◆ Task to complete
Compile every line that includes the word "location".

Dataset items:
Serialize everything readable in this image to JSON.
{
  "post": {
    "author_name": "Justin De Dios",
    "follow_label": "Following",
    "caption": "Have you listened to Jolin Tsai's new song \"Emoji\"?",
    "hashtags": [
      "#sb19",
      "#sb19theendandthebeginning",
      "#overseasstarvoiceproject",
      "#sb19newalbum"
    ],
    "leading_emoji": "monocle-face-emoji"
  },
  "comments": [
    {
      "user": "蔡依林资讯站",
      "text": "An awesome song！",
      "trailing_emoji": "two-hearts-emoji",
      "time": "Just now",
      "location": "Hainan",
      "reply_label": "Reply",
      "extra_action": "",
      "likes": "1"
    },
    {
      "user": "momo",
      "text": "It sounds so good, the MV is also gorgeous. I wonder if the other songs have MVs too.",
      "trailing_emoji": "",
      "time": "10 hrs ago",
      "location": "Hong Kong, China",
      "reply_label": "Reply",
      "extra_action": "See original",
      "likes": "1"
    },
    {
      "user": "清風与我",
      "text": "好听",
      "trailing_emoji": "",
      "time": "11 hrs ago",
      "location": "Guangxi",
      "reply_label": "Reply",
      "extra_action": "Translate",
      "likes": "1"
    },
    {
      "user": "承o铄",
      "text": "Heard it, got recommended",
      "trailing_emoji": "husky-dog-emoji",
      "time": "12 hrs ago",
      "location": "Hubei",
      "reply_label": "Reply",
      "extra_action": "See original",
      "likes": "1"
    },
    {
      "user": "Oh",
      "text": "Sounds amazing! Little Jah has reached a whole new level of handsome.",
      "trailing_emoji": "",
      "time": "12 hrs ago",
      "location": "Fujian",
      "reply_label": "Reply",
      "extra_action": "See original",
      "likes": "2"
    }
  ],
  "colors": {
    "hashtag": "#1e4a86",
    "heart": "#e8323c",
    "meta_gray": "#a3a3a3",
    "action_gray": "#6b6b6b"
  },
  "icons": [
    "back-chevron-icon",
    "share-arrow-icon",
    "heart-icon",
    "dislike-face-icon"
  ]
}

◆ Full response
      "location": "Hainan",
      "location": "Hong Kong, China",
      "location": "Guangxi",
      "location": "Hubei",
      "location": "Fujian",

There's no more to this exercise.